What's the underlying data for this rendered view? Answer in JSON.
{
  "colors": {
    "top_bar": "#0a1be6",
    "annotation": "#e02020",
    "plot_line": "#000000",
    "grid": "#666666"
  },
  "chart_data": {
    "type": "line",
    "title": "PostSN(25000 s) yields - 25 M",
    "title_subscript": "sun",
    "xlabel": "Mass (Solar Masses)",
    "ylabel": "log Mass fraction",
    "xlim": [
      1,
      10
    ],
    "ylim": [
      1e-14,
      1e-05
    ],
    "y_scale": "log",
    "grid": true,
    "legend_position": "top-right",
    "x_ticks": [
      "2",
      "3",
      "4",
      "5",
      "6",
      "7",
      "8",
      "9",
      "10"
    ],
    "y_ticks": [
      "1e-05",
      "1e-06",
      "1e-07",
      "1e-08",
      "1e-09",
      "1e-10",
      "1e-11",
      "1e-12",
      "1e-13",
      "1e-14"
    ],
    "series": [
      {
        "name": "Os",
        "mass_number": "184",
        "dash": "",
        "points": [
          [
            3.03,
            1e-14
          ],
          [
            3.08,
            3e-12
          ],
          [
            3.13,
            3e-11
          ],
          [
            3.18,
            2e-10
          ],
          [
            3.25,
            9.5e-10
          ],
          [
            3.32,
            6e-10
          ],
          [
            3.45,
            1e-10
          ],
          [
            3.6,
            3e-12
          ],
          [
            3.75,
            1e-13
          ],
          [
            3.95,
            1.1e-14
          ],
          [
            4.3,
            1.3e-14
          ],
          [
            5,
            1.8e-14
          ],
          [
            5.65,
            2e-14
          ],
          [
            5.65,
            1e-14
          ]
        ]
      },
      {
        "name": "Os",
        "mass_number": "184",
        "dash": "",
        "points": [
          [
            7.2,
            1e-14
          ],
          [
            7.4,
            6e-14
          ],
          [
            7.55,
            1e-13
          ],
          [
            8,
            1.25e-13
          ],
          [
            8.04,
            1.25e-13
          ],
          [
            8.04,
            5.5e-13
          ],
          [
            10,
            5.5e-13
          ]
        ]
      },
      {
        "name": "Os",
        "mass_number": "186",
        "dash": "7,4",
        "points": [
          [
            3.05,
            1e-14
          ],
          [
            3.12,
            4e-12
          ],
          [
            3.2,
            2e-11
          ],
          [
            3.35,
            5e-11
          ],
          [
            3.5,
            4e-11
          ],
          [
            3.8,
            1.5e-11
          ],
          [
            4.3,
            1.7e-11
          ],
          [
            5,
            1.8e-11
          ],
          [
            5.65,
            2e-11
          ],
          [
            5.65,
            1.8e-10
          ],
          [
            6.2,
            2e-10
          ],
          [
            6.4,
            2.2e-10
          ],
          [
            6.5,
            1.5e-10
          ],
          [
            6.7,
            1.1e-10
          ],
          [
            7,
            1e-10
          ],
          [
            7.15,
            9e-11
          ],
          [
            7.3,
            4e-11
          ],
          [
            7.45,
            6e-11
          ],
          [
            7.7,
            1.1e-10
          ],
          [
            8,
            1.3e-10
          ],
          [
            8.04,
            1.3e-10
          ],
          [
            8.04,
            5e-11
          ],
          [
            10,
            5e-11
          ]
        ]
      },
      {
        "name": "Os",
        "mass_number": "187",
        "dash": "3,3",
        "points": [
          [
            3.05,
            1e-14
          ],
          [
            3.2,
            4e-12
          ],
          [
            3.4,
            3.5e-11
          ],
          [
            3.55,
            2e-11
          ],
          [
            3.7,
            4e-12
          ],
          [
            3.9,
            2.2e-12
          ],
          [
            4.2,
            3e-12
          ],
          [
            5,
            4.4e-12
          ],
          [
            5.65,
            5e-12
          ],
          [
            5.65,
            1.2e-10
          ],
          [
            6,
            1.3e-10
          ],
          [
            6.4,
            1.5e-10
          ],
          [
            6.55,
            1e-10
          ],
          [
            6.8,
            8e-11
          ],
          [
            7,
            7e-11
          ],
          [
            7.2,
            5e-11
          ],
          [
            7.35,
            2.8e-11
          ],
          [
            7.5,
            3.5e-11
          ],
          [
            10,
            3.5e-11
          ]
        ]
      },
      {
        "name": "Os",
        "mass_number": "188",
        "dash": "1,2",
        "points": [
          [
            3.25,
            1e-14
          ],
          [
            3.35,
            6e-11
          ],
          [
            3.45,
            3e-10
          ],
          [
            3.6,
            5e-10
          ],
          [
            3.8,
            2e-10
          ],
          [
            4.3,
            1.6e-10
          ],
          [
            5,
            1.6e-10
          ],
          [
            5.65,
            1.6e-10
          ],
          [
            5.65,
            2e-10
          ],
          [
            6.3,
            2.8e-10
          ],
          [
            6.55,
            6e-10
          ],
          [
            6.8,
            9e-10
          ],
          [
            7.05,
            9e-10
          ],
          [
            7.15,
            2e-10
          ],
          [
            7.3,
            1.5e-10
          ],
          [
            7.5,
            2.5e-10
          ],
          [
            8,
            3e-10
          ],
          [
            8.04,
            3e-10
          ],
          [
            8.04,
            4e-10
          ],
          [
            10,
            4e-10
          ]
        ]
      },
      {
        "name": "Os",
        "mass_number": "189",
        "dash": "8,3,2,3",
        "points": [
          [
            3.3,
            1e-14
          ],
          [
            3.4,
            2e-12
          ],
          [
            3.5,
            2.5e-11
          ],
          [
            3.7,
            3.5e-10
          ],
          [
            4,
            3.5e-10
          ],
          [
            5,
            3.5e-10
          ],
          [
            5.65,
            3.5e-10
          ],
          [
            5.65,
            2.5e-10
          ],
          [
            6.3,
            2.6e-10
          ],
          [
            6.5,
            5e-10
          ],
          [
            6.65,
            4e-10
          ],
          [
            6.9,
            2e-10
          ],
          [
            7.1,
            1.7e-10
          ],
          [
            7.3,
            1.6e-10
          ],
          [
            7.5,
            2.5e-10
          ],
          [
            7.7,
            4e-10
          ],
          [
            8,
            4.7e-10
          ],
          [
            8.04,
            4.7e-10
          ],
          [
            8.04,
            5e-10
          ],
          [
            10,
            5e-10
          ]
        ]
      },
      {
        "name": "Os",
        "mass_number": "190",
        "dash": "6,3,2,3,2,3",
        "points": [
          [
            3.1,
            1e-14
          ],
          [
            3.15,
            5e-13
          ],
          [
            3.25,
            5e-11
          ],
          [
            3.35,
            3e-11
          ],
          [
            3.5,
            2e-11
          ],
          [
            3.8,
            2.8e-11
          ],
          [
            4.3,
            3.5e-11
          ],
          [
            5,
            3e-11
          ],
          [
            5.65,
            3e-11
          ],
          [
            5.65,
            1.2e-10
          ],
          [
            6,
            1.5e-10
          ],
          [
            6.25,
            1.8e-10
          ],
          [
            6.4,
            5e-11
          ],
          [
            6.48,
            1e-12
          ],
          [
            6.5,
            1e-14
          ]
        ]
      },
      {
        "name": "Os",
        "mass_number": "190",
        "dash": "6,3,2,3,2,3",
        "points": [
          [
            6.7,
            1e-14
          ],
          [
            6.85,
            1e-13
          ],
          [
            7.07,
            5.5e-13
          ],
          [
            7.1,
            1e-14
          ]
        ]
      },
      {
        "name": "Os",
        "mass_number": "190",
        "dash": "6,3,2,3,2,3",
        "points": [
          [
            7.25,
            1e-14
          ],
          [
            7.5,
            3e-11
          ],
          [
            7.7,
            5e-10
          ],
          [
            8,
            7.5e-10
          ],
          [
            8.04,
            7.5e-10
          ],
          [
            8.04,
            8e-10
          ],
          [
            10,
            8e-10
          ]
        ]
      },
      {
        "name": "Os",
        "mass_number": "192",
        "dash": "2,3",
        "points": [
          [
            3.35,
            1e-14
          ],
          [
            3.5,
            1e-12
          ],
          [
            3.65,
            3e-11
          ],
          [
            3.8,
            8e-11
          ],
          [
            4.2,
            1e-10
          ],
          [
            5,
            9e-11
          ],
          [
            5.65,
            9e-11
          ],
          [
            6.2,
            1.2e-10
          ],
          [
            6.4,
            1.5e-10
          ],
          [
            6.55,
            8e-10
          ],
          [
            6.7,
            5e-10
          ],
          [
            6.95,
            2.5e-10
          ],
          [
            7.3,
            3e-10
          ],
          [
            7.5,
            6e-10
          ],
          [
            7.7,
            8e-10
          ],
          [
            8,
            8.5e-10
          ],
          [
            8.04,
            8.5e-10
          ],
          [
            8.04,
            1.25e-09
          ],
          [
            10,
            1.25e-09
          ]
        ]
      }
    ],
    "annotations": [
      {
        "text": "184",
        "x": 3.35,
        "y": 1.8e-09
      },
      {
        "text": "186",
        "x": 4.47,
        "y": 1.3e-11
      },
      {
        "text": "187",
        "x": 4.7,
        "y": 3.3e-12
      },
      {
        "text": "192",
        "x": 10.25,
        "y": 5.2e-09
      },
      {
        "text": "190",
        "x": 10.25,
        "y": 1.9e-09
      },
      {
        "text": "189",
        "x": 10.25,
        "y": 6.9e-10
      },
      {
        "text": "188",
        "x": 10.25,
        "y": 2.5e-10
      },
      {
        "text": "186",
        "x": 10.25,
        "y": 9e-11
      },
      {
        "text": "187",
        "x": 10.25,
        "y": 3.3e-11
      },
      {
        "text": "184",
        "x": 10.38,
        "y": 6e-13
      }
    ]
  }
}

What you will do:
In how many lines does the word "dash" appear? Respond with the number alone.

Result:
10